DATENAUFLISTUNG:
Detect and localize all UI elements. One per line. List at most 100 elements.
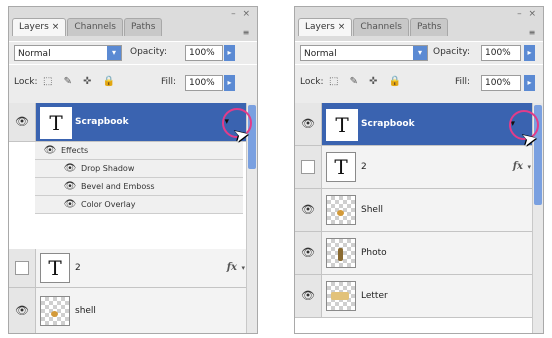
panel-menu-icon[interactable]: ≡ bbox=[239, 29, 253, 37]
blend-options-row: Normal ▾ Opacity: 100% ▸ bbox=[295, 41, 543, 65]
layer-name[interactable]: 2 bbox=[361, 161, 367, 173]
eye-icon[interactable]: 👁 bbox=[301, 118, 315, 130]
fill-label: Fill: bbox=[455, 77, 471, 87]
opacity-label: Opacity: bbox=[130, 47, 167, 57]
eye-icon[interactable]: 👁 bbox=[15, 304, 29, 317]
visibility-cell[interactable]: 👁 bbox=[295, 232, 322, 274]
lock-icons[interactable]: ⬚ ✎ ✜ 🔒 bbox=[329, 76, 405, 87]
opacity-flyout-icon[interactable]: ▸ bbox=[524, 45, 535, 61]
eye-icon[interactable]: 👁 bbox=[301, 247, 315, 259]
blend-mode-select[interactable]: Normal ▾ bbox=[14, 45, 122, 61]
visibility-cell[interactable] bbox=[295, 146, 322, 188]
image-layer-thumbnail bbox=[326, 238, 356, 268]
layer-list: 👁 T Scrapbook ▾ T 2 fx ▾ 👁 Shell 👁 Photo… bbox=[295, 103, 543, 333]
panel-menu-icon[interactable]: ≡ bbox=[525, 29, 539, 37]
tab-layers[interactable]: Layers × bbox=[298, 18, 353, 36]
visibility-cell[interactable]: 👁 bbox=[295, 189, 322, 231]
close-icon[interactable]: × bbox=[52, 22, 60, 32]
fill-input[interactable]: 100% bbox=[481, 75, 521, 91]
text-layer-thumbnail: T bbox=[326, 109, 358, 141]
layer-name[interactable]: 2 bbox=[75, 262, 81, 274]
fx-icon[interactable]: fx bbox=[513, 161, 523, 173]
opacity-flyout-icon[interactable]: ▸ bbox=[224, 45, 235, 61]
visibility-off-box[interactable] bbox=[301, 160, 315, 174]
layer-row-2[interactable]: T 2 fx ▾ bbox=[295, 146, 533, 189]
tab-paths[interactable]: Paths bbox=[123, 18, 163, 36]
text-layer-thumbnail: T bbox=[40, 107, 72, 139]
chevron-down-icon: ▾ bbox=[413, 46, 427, 60]
fill-flyout-icon[interactable]: ▸ bbox=[224, 75, 235, 91]
shell-thumbnail-art bbox=[51, 311, 58, 317]
tab-channels[interactable]: Channels bbox=[353, 18, 409, 36]
tab-paths[interactable]: Paths bbox=[409, 18, 449, 36]
layer-name[interactable]: Shell bbox=[361, 204, 383, 216]
visibility-cell[interactable]: 👁 bbox=[295, 275, 322, 317]
effect-row-bevel[interactable]: 👁 Bevel and Emboss bbox=[35, 178, 243, 196]
visibility-off-box[interactable] bbox=[15, 261, 29, 275]
shell-thumbnail-art bbox=[337, 210, 344, 216]
window-controls[interactable]: – × bbox=[231, 9, 252, 19]
tab-layers[interactable]: Layers × bbox=[12, 18, 67, 36]
layers-panel-left: – × Layers × Channels Paths ≡ Normal ▾ Op… bbox=[8, 6, 258, 334]
chevron-down-icon[interactable]: ▾ bbox=[527, 163, 531, 171]
effect-row-color-overlay[interactable]: 👁 Color Overlay bbox=[35, 196, 243, 214]
eye-icon[interactable]: 👁 bbox=[301, 290, 315, 302]
layer-row-shell[interactable]: 👁 Shell bbox=[295, 189, 533, 232]
panel-tabs: Layers × Channels Paths bbox=[298, 18, 449, 36]
letter-thumbnail-art bbox=[331, 292, 349, 300]
opacity-input[interactable]: 100% bbox=[481, 45, 521, 61]
eye-icon[interactable]: 👁 bbox=[15, 116, 29, 128]
close-icon[interactable]: × bbox=[338, 22, 346, 32]
opacity-input[interactable]: 100% bbox=[185, 45, 223, 61]
eye-icon[interactable]: 👁 bbox=[63, 199, 77, 211]
text-layer-thumbnail: T bbox=[40, 253, 70, 283]
layer-row-scrapbook[interactable]: 👁 T Scrapbook ▾ bbox=[9, 103, 247, 142]
effect-row-drop-shadow[interactable]: 👁 Drop Shadow bbox=[35, 160, 243, 178]
eye-icon[interactable]: 👁 bbox=[43, 145, 57, 157]
lock-icons[interactable]: ⬚ ✎ ✜ 🔒 bbox=[43, 76, 119, 87]
fill-label: Fill: bbox=[161, 77, 177, 87]
chevron-down-icon[interactable]: ▾ bbox=[241, 264, 245, 272]
effect-name: Color Overlay bbox=[81, 200, 136, 209]
tab-channels[interactable]: Channels bbox=[67, 18, 123, 36]
panel-tabs: Layers × Channels Paths bbox=[12, 18, 163, 36]
chevron-down-icon: ▾ bbox=[107, 46, 121, 60]
layer-row-photo[interactable]: 👁 Photo bbox=[295, 232, 533, 275]
image-layer-thumbnail bbox=[326, 195, 356, 225]
layer-row-2[interactable]: T 2 fx ▾ bbox=[9, 249, 247, 288]
effects-header-row[interactable]: 👁 Effects bbox=[35, 142, 243, 160]
text-layer-thumbnail: T bbox=[326, 152, 356, 182]
layer-list: 👁 T Scrapbook ▾ 👁 Effects 👁 Drop Shadow … bbox=[9, 103, 257, 333]
window-controls[interactable]: – × bbox=[517, 9, 538, 19]
visibility-cell[interactable] bbox=[9, 249, 36, 287]
effect-name: Bevel and Emboss bbox=[81, 182, 155, 191]
layer-name[interactable]: Photo bbox=[361, 247, 387, 259]
layer-row-shell[interactable]: 👁 shell bbox=[9, 288, 247, 333]
fill-input[interactable]: 100% bbox=[185, 75, 223, 91]
layer-name[interactable]: Letter bbox=[361, 290, 388, 302]
visibility-cell[interactable]: 👁 bbox=[9, 103, 36, 141]
photo-thumbnail-art bbox=[338, 248, 343, 261]
fx-icon[interactable]: fx bbox=[227, 262, 237, 274]
blend-options-row: Normal ▾ Opacity: 100% ▸ bbox=[9, 41, 257, 65]
image-layer-thumbnail bbox=[326, 281, 356, 311]
visibility-cell[interactable]: 👁 bbox=[295, 103, 322, 145]
layer-row-letter[interactable]: 👁 Letter bbox=[295, 275, 533, 318]
fill-flyout-icon[interactable]: ▸ bbox=[524, 75, 535, 91]
layer-row-scrapbook[interactable]: 👁 T Scrapbook ▾ bbox=[295, 103, 533, 146]
visibility-cell[interactable]: 👁 bbox=[9, 288, 36, 333]
layer-name[interactable]: shell bbox=[75, 305, 96, 317]
eye-icon[interactable]: 👁 bbox=[301, 204, 315, 216]
layer-name[interactable]: Scrapbook bbox=[75, 116, 129, 128]
image-layer-thumbnail bbox=[40, 296, 70, 326]
opacity-label: Opacity: bbox=[433, 47, 470, 57]
lock-label: Lock: bbox=[300, 77, 324, 87]
layers-panel-right: – × Layers × Channels Paths ≡ Normal ▾ Op… bbox=[294, 6, 544, 334]
layer-name[interactable]: Scrapbook bbox=[361, 118, 415, 130]
blend-mode-select[interactable]: Normal ▾ bbox=[300, 45, 428, 61]
effect-name: Drop Shadow bbox=[81, 164, 135, 173]
eye-icon[interactable]: 👁 bbox=[63, 181, 77, 193]
lock-options-row: Lock: ⬚ ✎ ✜ 🔒 Fill: 100% ▸ bbox=[9, 64, 257, 104]
lock-label: Lock: bbox=[14, 77, 38, 87]
eye-icon[interactable]: 👁 bbox=[63, 163, 77, 175]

KURZE AUFGABE: Ordne alle Zeilen oben als JSON-Liste von Strings an, mit einem String je Zeile und ohne leere Zeilen. Lass die Bilder dabei weg.

DIE AUSGABE:
[
  "Detect and localize all UI elements. One per line. List at most 100 elements.",
  "panel-menu-icon[interactable]: ≡ bbox=[239, 29, 253, 37]",
  "blend-options-row: Normal ▾ Opacity: 100% ▸ bbox=[295, 41, 543, 65]",
  "layer-name[interactable]: 2 bbox=[361, 161, 367, 173]",
  "eye-icon[interactable]: 👁 bbox=[301, 118, 315, 130]",
  "fill-label: Fill: bbox=[455, 77, 471, 87]",
  "opacity-label: Opacity: bbox=[130, 47, 167, 57]",
  "eye-icon[interactable]: 👁 bbox=[15, 304, 29, 317]",
  "visibility-cell[interactable]: 👁 bbox=[295, 232, 322, 274]",
  "lock-icons[interactable]: ⬚ ✎ ✜ 🔒 bbox=[329, 76, 405, 87]",
  "opacity-flyout-icon[interactable]: ▸ bbox=[524, 45, 535, 61]",
  "eye-icon[interactable]: 👁 bbox=[301, 247, 315, 259]",
  "blend-mode-select[interactable]: Normal ▾ bbox=[14, 45, 122, 61]",
  "visibility-cell[interactable] bbox=[295, 146, 322, 188]",
  "image-layer-thumbnail bbox=[326, 238, 356, 268]",
  "layer-list: 👁 T Scrapbook ▾ T 2 fx ▾ 👁 Shell 👁 Photo… bbox=[295, 103, 543, 333]",
  "panel-menu-icon[interactable]: ≡ bbox=[525, 29, 539, 37]",
  "tab-layers[interactable]: Layers × bbox=[298, 18, 353, 36]",
  "visibility-cell[interactable]: 👁 bbox=[295, 189, 322, 231]",
  "close-icon[interactable]: × bbox=[52, 22, 60, 32]",
  "fill-input[interactable]: 100% bbox=[481, 75, 521, 91]",
  "text-layer-thumbnail: T bbox=[326, 109, 358, 141]",
  "layer-name[interactable]: 2 bbox=[75, 262, 81, 274]",
  "fx-icon[interactable]: fx bbox=[513, 161, 523, 173]",
  "opacity-flyout-icon[interactable]: ▸ bbox=[224, 45, 235, 61]",
  "visibility-off-box[interactable] bbox=[301, 160, 315, 174]",
  "layer-row-2[interactable]: T 2 fx ▾ bbox=[295, 146, 533, 189]",
  "tab-paths[interactable]: Paths bbox=[123, 18, 163, 36]",
  "text-layer-thumbnail: T bbox=[40, 107, 72, 139]",
  "chevron-down-icon: ▾ bbox=[413, 46, 427, 60]",
  "fill-flyout-icon[interactable]: ▸ bbox=[224, 75, 235, 91]",
  "shell-thumbnail-art bbox=[51, 311, 58, 317]",
  "tab-channels[interactable]: Channels bbox=[353, 18, 409, 36]",
  "tab-paths[interactable]: Paths bbox=[409, 18, 449, 36]",
  "layer-name[interactable]: Shell bbox=[361, 204, 383, 216]",
  "visibility-cell[interactable]: 👁 bbox=[295, 275, 322, 317]",
  "effect-row-bevel[interactable]: 👁 Bevel and Emboss bbox=[35, 178, 243, 196]",
  "visibility-off-box[interactable] bbox=[15, 261, 29, 275]",
  "shell-thumbnail-art bbox=[337, 210, 344, 216]",
  "window-controls[interactable]: – × bbox=[231, 9, 252, 19]",
  "tab-layers[interactable]: Layers × bbox=[12, 18, 67, 36]",
  "layers-panel-left: – × Layers × Channels Paths ≡ Normal ▾ Op… bbox=[8, 6, 258, 334]",
  "chevron-down-icon[interactable]: ▾ bbox=[527, 163, 531, 171]",
  "effect-row-color-overlay[interactable]: 👁 Color Overlay bbox=[35, 196, 243, 214]",
  "eye-icon[interactable]: 👁 bbox=[301, 290, 315, 302]",
  "layer-row-shell[interactable]: 👁 Shell bbox=[295, 189, 533, 232]",
  "panel-tabs: Layers × Channels Paths bbox=[298, 18, 449, 36]",
  "letter-thumbnail-art bbox=[331, 292, 349, 300]",
  "opacity-input[interactable]: 100% bbox=[481, 45, 521, 61]",
  "eye-icon[interactable]: 👁 bbox=[15, 116, 29, 128]",
  "close-icon[interactable]: × bbox=[338, 22, 346, 32]",
  "opacity-input[interactable]: 100% bbox=[185, 45, 223, 61]",
  "eye-icon[interactable]: 👁 bbox=[63, 199, 77, 211]",
  "text-layer-thumbnail: T bbox=[40, 253, 70, 283]",
  "layer-row-scrapbook[interactable]: 👁 T Scrapbook ▾ bbox=[9, 103, 247, 142]",
  "effect-row-drop-shadow[interactable]: 👁 Drop Shadow bbox=[35, 160, 243, 178]",
  "eye-icon[interactable]: 👁 bbox=[43, 145, 57, 157]",
  "lock-icons[interactable]: ⬚ ✎ ✜ 🔒 bbox=[43, 76, 119, 87]",
  "fill-label: Fill: bbox=[161, 77, 177, 87]",
  "chevron-down-icon[interactable]: ▾ bbox=[241, 264, 245, 272]",
  "effect-name: Color Overlay bbox=[81, 200, 136, 209]",
  "tab-channels[interactable]: Channels bbox=[67, 18, 123, 36]",
  "panel-tabs: Layers × Channels Paths bbox=[12, 18, 163, 36]",
  "chevron-down-icon: ▾ bbox=[107, 46, 121, 60]",
  "layer-row-photo[interactable]: 👁 Photo bbox=[295, 232, 533, 275]",
  "image-layer-thumbnail bbox=[326, 195, 356, 225]",
  "layer-row-2[interactable]: T 2 fx ▾ bbox=[9, 249, 247, 288]",
  "effects-header-row[interactable]: 👁 Effects bbox=[35, 142, 243, 160]",
  "text-layer-thumbnail: T bbox=[326, 152, 356, 182]",
  "layer-list: 👁 T Scrapbook ▾ 👁 Effects 👁 Drop Shadow … bbox=[9, 103, 257, 333]",
  "window-controls[interactable]: – × bbox=[517, 9, 538, 19]",
  "visibility-cell[interactable] bbox=[9, 249, 36, 287]",
  "effect-name: Bevel and Emboss bbox=[81, 182, 155, 191]",
  "layer-name[interactable]: Photo bbox=[361, 247, 387, 259]",
  "layer-row-shell[interactable]: 👁 shell bbox=[9, 288, 247, 333]",
  "fill-input[interactable]: 100% bbox=[185, 75, 223, 91]",
  "layer-name[interactable]: Letter bbox=[361, 290, 388, 302]",
  "visibility-cell[interactable]: 👁 bbox=[9, 103, 36, 141]",
  "photo-thumbnail-art bbox=[338, 248, 343, 261]",
  "fx-icon[interactable]: fx bbox=[227, 262, 237, 274]",
  "blend-options-row: Normal ▾ Opacity: 100% ▸ bbox=[9, 41, 257, 65]",
  "image-layer-thumbnail bbox=[326, 281, 356, 311]",
  "visibility-cell[interactable]: 👁 bbox=[295, 103, 322, 145]",
  "layer-row-letter[interactable]: 👁 Letter bbox=[295, 275, 533, 318]",
  "fill-flyout-icon[interactable]: ▸ bbox=[524, 75, 535, 91]",
  "layer-row-scrapbook[interactable]: 👁 T Scrapbook ▾ bbox=[295, 103, 533, 146]",
  "visibility-cell[interactable]: 👁 bbox=[9, 288, 36, 333]",
  "layer-name[interactable]: shell bbox=[75, 305, 96, 317]",
  "eye-icon[interactable]: 👁 bbox=[301, 204, 315, 216]",
  "layer-name[interactable]: Scrapbook bbox=[75, 116, 129, 128]",
  "image-layer-thumbnail bbox=[40, 296, 70, 326]",
  "opacity-label: Opacity: bbox=[433, 47, 470, 57]",
  "lock-label: Lock: bbox=[300, 77, 324, 87]",
  "layers-panel-right: – × Layers × Channels Paths ≡ Normal ▾ Op… bbox=[294, 6, 544, 334]",
  "layer-name[interactable]: Scrapbook bbox=[361, 118, 415, 130]",
  "blend-mode-select[interactable]: Normal ▾ bbox=[300, 45, 428, 61]",
  "effect-name: Drop Shadow bbox=[81, 164, 135, 173]",
  "eye-icon[interactable]: 👁 bbox=[63, 181, 77, 193]",
  "lock-options-row: Lock: ⬚ ✎ ✜ 🔒 Fill: 100% ▸ bbox=[9, 64, 257, 104]",
  "lock-label: Lock: bbox=[14, 77, 38, 87]",
  "eye-icon[interactable]: 👁 bbox=[63, 163, 77, 175]"
]